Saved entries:
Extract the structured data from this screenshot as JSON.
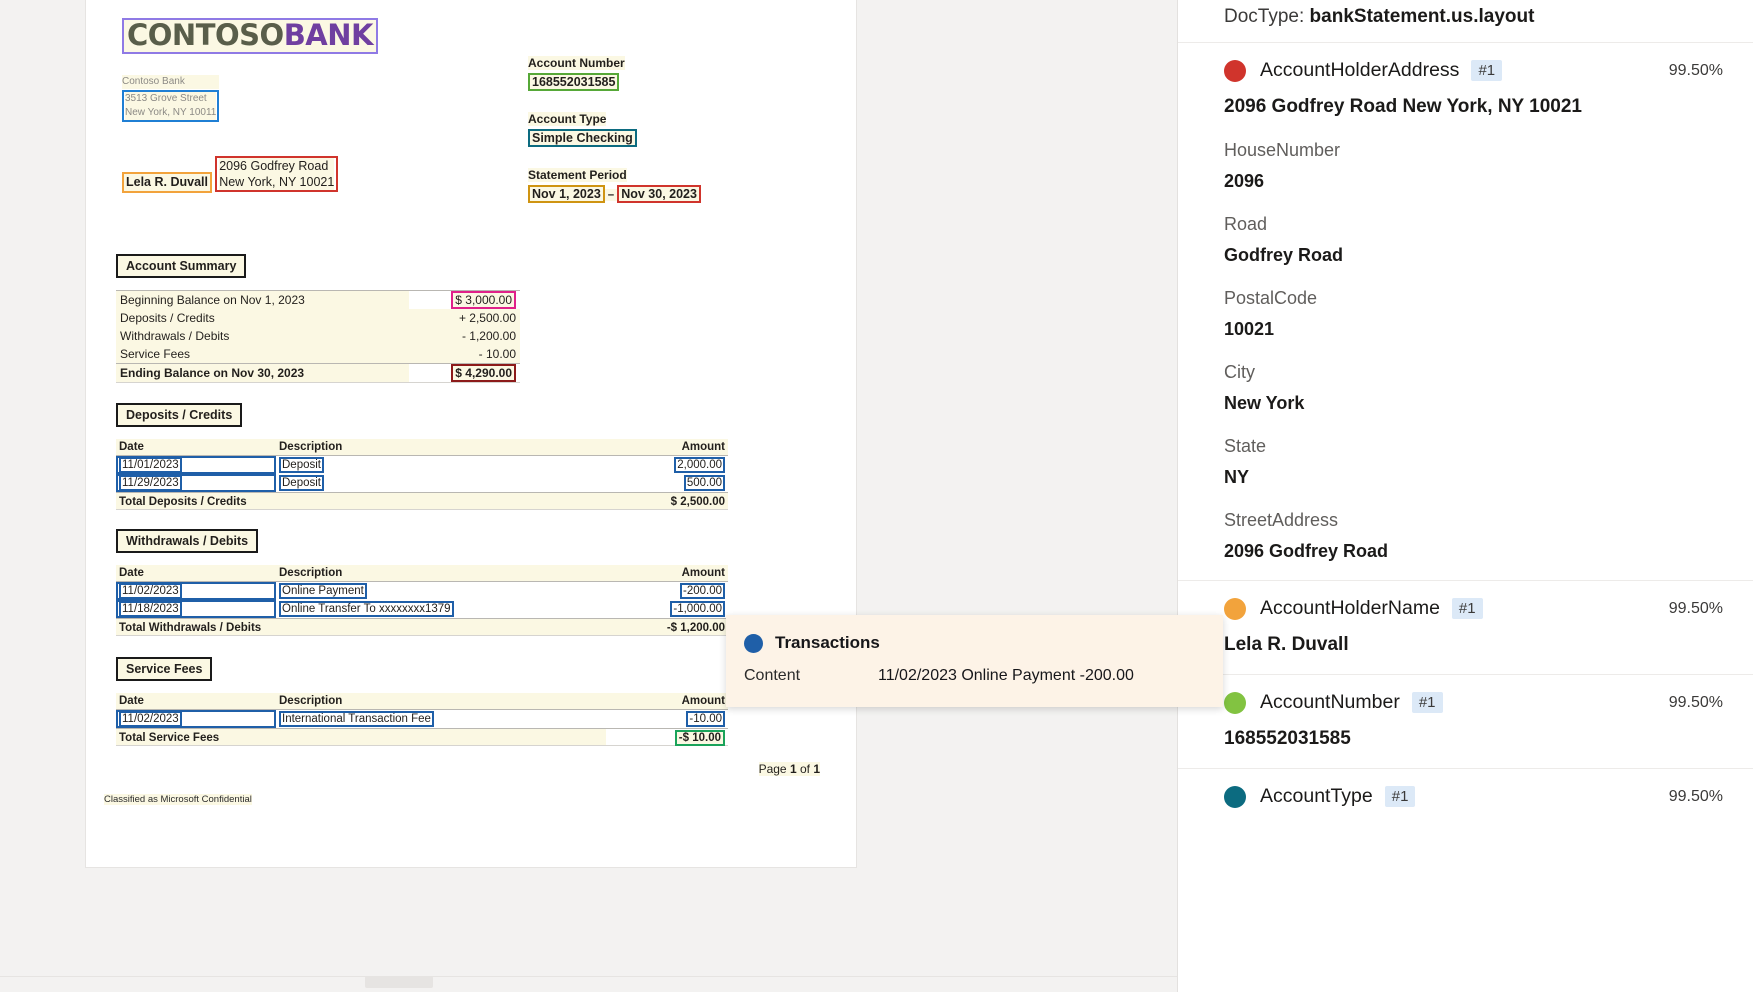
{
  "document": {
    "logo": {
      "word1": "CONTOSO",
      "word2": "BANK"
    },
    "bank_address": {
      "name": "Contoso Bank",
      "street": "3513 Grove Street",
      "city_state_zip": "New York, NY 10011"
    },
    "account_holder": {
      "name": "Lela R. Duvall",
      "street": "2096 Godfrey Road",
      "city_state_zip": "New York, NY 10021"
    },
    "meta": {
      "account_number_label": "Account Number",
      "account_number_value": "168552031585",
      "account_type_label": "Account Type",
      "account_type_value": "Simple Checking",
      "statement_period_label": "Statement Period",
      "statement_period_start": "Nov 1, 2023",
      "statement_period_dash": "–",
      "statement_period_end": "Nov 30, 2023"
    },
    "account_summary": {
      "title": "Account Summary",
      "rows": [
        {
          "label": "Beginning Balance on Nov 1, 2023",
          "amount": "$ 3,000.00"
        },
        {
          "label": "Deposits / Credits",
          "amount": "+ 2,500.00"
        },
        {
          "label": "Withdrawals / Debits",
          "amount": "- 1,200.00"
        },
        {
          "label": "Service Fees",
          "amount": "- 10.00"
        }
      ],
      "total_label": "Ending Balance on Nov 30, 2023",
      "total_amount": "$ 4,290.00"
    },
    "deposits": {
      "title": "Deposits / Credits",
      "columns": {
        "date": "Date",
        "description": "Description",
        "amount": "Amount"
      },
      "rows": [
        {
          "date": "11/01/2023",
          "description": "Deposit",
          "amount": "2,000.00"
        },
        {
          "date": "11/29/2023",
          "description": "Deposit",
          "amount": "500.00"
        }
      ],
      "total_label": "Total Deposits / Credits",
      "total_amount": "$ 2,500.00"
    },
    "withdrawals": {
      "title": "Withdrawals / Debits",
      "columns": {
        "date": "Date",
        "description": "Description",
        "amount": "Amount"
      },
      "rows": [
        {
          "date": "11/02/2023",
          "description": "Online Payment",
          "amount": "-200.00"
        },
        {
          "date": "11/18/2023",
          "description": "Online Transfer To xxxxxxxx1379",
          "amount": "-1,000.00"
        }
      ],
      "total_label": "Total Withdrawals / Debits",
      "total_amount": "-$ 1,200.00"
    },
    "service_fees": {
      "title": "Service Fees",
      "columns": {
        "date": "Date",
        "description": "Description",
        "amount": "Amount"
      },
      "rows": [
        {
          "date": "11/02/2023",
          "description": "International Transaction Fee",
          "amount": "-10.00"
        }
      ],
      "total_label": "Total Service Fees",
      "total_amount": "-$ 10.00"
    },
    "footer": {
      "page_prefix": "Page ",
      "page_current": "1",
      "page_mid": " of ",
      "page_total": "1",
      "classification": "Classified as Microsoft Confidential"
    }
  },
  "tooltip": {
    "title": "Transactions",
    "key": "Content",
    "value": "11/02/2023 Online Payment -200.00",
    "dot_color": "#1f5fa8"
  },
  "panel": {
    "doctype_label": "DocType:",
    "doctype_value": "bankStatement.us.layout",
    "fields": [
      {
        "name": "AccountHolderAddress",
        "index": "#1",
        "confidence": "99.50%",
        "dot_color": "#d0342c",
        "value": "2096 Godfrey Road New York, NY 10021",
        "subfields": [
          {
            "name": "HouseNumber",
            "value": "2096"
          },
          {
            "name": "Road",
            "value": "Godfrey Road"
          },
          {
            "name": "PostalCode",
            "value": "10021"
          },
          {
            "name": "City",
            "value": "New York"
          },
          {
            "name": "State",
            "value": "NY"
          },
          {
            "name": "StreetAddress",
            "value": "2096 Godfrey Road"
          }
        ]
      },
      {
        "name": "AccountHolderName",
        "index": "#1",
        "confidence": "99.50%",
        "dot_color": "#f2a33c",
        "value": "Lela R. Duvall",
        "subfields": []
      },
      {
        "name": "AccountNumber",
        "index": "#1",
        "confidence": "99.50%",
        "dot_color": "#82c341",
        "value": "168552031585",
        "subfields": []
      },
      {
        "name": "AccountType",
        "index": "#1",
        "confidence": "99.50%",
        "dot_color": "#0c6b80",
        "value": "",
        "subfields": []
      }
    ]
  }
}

Directions for this task: Repeat all the data as it stands, dropping any images it holds.

Task result:
Extract the structured data from this screenshot as JSON.
{
  "document": {
    "logo": {
      "word1": "CONTOSO",
      "word2": "BANK"
    },
    "bank_address": {
      "name": "Contoso Bank",
      "street": "3513 Grove Street",
      "city_state_zip": "New York, NY 10011"
    },
    "account_holder": {
      "name": "Lela R. Duvall",
      "street": "2096 Godfrey Road",
      "city_state_zip": "New York, NY 10021"
    },
    "meta": {
      "account_number_label": "Account Number",
      "account_number_value": "168552031585",
      "account_type_label": "Account Type",
      "account_type_value": "Simple Checking",
      "statement_period_label": "Statement Period",
      "statement_period_start": "Nov 1, 2023",
      "statement_period_dash": "–",
      "statement_period_end": "Nov 30, 2023"
    },
    "account_summary": {
      "title": "Account Summary",
      "rows": [
        {
          "label": "Beginning Balance on Nov 1, 2023",
          "amount": "$ 3,000.00"
        },
        {
          "label": "Deposits / Credits",
          "amount": "+ 2,500.00"
        },
        {
          "label": "Withdrawals / Debits",
          "amount": "- 1,200.00"
        },
        {
          "label": "Service Fees",
          "amount": "- 10.00"
        }
      ],
      "total_label": "Ending Balance on Nov 30, 2023",
      "total_amount": "$ 4,290.00"
    },
    "deposits": {
      "title": "Deposits / Credits",
      "columns": {
        "date": "Date",
        "description": "Description",
        "amount": "Amount"
      },
      "rows": [
        {
          "date": "11/01/2023",
          "description": "Deposit",
          "amount": "2,000.00"
        },
        {
          "date": "11/29/2023",
          "description": "Deposit",
          "amount": "500.00"
        }
      ],
      "total_label": "Total Deposits / Credits",
      "total_amount": "$ 2,500.00"
    },
    "withdrawals": {
      "title": "Withdrawals / Debits",
      "columns": {
        "date": "Date",
        "description": "Description",
        "amount": "Amount"
      },
      "rows": [
        {
          "date": "11/02/2023",
          "description": "Online Payment",
          "amount": "-200.00"
        },
        {
          "date": "11/18/2023",
          "description": "Online Transfer To xxxxxxxx1379",
          "amount": "-1,000.00"
        }
      ],
      "total_label": "Total Withdrawals / Debits",
      "total_amount": "-$ 1,200.00"
    },
    "service_fees": {
      "title": "Service Fees",
      "columns": {
        "date": "Date",
        "description": "Description",
        "amount": "Amount"
      },
      "rows": [
        {
          "date": "11/02/2023",
          "description": "International Transaction Fee",
          "amount": "-10.00"
        }
      ],
      "total_label": "Total Service Fees",
      "total_amount": "-$ 10.00"
    },
    "footer": {
      "page_prefix": "Page ",
      "page_current": "1",
      "page_mid": " of ",
      "page_total": "1",
      "classification": "Classified as Microsoft Confidential"
    }
  },
  "tooltip": {
    "title": "Transactions",
    "key": "Content",
    "value": "11/02/2023 Online Payment -200.00",
    "dot_color": "#1f5fa8"
  },
  "panel": {
    "doctype_label": "DocType:",
    "doctype_value": "bankStatement.us.layout",
    "fields": [
      {
        "name": "AccountHolderAddress",
        "index": "#1",
        "confidence": "99.50%",
        "dot_color": "#d0342c",
        "value": "2096 Godfrey Road New York, NY 10021",
        "subfields": [
          {
            "name": "HouseNumber",
            "value": "2096"
          },
          {
            "name": "Road",
            "value": "Godfrey Road"
          },
          {
            "name": "PostalCode",
            "value": "10021"
          },
          {
            "name": "City",
            "value": "New York"
          },
          {
            "name": "State",
            "value": "NY"
          },
          {
            "name": "StreetAddress",
            "value": "2096 Godfrey Road"
          }
        ]
      },
      {
        "name": "AccountHolderName",
        "index": "#1",
        "confidence": "99.50%",
        "dot_color": "#f2a33c",
        "value": "Lela R. Duvall",
        "subfields": []
      },
      {
        "name": "AccountNumber",
        "index": "#1",
        "confidence": "99.50%",
        "dot_color": "#82c341",
        "value": "168552031585",
        "subfields": []
      },
      {
        "name": "AccountType",
        "index": "#1",
        "confidence": "99.50%",
        "dot_color": "#0c6b80",
        "value": "",
        "subfields": []
      }
    ]
  }
}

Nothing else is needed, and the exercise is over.